**Exercise description**
Repeat each record below exactly as given.

**Information given**

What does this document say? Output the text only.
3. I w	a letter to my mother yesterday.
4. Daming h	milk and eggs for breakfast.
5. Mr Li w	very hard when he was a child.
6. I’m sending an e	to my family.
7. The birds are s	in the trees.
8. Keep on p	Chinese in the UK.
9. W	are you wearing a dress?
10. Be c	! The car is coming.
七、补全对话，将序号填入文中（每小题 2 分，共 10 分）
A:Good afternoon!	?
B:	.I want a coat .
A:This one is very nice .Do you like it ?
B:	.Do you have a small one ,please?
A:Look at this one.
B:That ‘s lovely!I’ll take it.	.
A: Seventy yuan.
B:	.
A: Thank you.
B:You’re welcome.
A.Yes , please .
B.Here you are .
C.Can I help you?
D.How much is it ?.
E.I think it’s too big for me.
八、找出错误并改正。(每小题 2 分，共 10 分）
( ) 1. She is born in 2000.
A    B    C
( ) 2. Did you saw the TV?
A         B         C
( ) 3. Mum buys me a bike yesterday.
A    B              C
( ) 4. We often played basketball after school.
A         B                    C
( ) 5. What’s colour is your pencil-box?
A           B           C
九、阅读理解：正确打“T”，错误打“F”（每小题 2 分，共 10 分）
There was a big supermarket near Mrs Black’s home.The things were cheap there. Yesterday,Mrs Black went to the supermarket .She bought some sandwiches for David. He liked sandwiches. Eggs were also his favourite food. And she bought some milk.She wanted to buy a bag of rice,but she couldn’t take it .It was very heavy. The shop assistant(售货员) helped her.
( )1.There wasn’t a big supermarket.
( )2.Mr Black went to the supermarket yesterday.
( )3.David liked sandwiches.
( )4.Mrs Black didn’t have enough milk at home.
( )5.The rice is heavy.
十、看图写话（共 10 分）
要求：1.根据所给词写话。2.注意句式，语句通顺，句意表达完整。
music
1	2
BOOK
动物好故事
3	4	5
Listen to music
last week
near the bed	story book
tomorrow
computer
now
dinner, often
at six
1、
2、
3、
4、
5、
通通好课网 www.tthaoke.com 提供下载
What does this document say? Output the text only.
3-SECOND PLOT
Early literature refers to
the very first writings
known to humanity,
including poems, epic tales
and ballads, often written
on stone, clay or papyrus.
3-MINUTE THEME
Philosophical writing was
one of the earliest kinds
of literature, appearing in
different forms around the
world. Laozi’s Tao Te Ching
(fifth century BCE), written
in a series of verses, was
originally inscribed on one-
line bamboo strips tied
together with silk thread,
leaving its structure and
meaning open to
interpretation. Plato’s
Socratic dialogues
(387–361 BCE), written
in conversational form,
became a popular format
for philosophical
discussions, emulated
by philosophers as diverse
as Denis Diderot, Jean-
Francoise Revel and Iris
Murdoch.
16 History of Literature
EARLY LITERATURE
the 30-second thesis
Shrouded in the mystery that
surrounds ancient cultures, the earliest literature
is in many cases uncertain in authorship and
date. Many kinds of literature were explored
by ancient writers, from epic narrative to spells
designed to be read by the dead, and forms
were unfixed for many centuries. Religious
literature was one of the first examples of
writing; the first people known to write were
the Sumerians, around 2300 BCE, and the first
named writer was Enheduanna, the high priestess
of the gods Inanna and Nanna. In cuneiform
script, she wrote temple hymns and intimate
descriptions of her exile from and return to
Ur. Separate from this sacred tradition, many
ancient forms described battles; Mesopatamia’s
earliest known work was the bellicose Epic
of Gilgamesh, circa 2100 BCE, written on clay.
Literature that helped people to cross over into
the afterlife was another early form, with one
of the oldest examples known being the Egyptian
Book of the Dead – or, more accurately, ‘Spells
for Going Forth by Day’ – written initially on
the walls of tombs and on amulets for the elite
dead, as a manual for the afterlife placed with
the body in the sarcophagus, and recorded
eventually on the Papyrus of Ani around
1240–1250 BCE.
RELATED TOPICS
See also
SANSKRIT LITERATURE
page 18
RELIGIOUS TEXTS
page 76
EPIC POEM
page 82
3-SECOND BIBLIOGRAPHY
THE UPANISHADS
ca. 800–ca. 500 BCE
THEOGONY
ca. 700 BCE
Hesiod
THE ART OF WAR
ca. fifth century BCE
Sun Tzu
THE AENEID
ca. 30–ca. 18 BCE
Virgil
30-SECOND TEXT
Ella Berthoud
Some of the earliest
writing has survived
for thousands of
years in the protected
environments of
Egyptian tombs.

**Solution to this problem**
What does this document say? Output the text only.
3. I w	a letter to my mother yesterday.
4. Daming h	milk and eggs for breakfast.
5. Mr Li w	very hard when he was a child.
6. I’m sending an e	to my family.
7. The birds are s	in the trees.
8. Keep on p	Chinese in the UK.
9. W	are you wearing a dress?
10. Be c	! The car is coming.
七、补全对话，将序号填入文中（每小题 2 分，共 10 分）
A:Good afternoon!	?
B:	.I want a coat .
A:This one is very nice .Do you like it ?
B:	.Do you have a small one ,please?
A:Look at this one.
B:That ‘s lovely!I’ll take it.	.
A: Seventy yuan.
B:	.
A: Thank you.
B:You’re welcome.
A.Yes , please .
B.Here you are .
C.Can I help you?
D.How much is it ?.
E.I think it’s too big for me.
八、找出错误并改正。(每小题 2 分，共 10 分）
( ) 1. She is born in 2000.
A    B    C
( ) 2. Did you saw the TV?
A         B         C
( ) 3. Mum buys me a bike yesterday.
A    B              C
( ) 4. We often played basketball after school.
A         B                    C
( ) 5. What’s colour is your pencil-box?
A           B           C
九、阅读理解：正确打“T”，错误打“F”（每小题 2 分，共 10 分）
There was a big supermarket near Mrs Black’s home.The things were cheap there. Yesterday,Mrs Black went to the supermarket .She bought some sandwiches for David. He liked sandwiches. Eggs were also his favourite food. And she bought some milk.She wanted to buy a bag of rice,but she couldn’t take it .It was very heavy. The shop assistant(售货员) helped her.
( )1.There wasn’t a big supermarket.
( )2.Mr Black went to the supermarket yesterday.
( )3.David liked sandwiches.
( )4.Mrs Black didn’t have enough milk at home.
( )5.The rice is heavy.
十、看图写话（共 10 分）
要求：1.根据所给词写话。2.注意句式，语句通顺，句意表达完整。
music
1	2
BOOK
动物好故事
3	4	5
Listen to music
last week
near the bed	story book
tomorrow
computer
now
dinner, often
at six
1、
2、
3、
4、
5、
通通好课网 www.tthaoke.com 提供下载
What does this document say? Output the text only.
3-SECOND PLOT
Early literature refers to
the very first writings
known to humanity,
including poems, epic tales
and ballads, often written
on stone, clay or papyrus.
3-MINUTE THEME
Philosophical writing was
one of the earliest kinds
of literature, appearing in
different forms around the
world. Laozi’s Tao Te Ching
(fifth century BCE), written
in a series of verses, was
originally inscribed on one-
line bamboo strips tied
together with silk thread,
leaving its structure and
meaning open to
interpretation. Plato’s
Socratic dialogues
(387–361 BCE), written
in conversational form,
became a popular format
for philosophical
discussions, emulated
by philosophers as diverse
as Denis Diderot, Jean-
Francoise Revel and Iris
Murdoch.
16 History of Literature
EARLY LITERATURE
the 30-second thesis
Shrouded in the mystery that
surrounds ancient cultures, the earliest literature
is in many cases uncertain in authorship and
date. Many kinds of literature were explored
by ancient writers, from epic narrative to spells
designed to be read by the dead, and forms
were unfixed for many centuries. Religious
literature was one of the first examples of
writing; the first people known to write were
the Sumerians, around 2300 BCE, and the first
named writer was Enheduanna, the high priestess
of the gods Inanna and Nanna. In cuneiform
script, she wrote temple hymns and intimate
descriptions of her exile from and return to
Ur. Separate from this sacred tradition, many
ancient forms described battles; Mesopatamia’s
earliest known work was the bellicose Epic
of Gilgamesh, circa 2100 BCE, written on clay.
Literature that helped people to cross over into
the afterlife was another early form, with one
of the oldest examples known being the Egyptian
Book of the Dead – or, more accurately, ‘Spells
for Going Forth by Day’ – written initially on
the walls of tombs and on amulets for the elite
dead, as a manual for the afterlife placed with
the body in the sarcophagus, and recorded
eventually on the Papyrus of Ani around
1240–1250 BCE.
RELATED TOPICS
See also
SANSKRIT LITERATURE
page 18
RELIGIOUS TEXTS
page 76
EPIC POEM
page 82
3-SECOND BIBLIOGRAPHY
THE UPANISHADS
ca. 800–ca. 500 BCE
THEOGONY
ca. 700 BCE
Hesiod
THE ART OF WAR
ca. fifth century BCE
Sun Tzu
THE AENEID
ca. 30–ca. 18 BCE
Virgil
30-SECOND TEXT
Ella Berthoud
Some of the earliest
writing has survived
for thousands of
years in the protected
environments of
Egyptian tombs.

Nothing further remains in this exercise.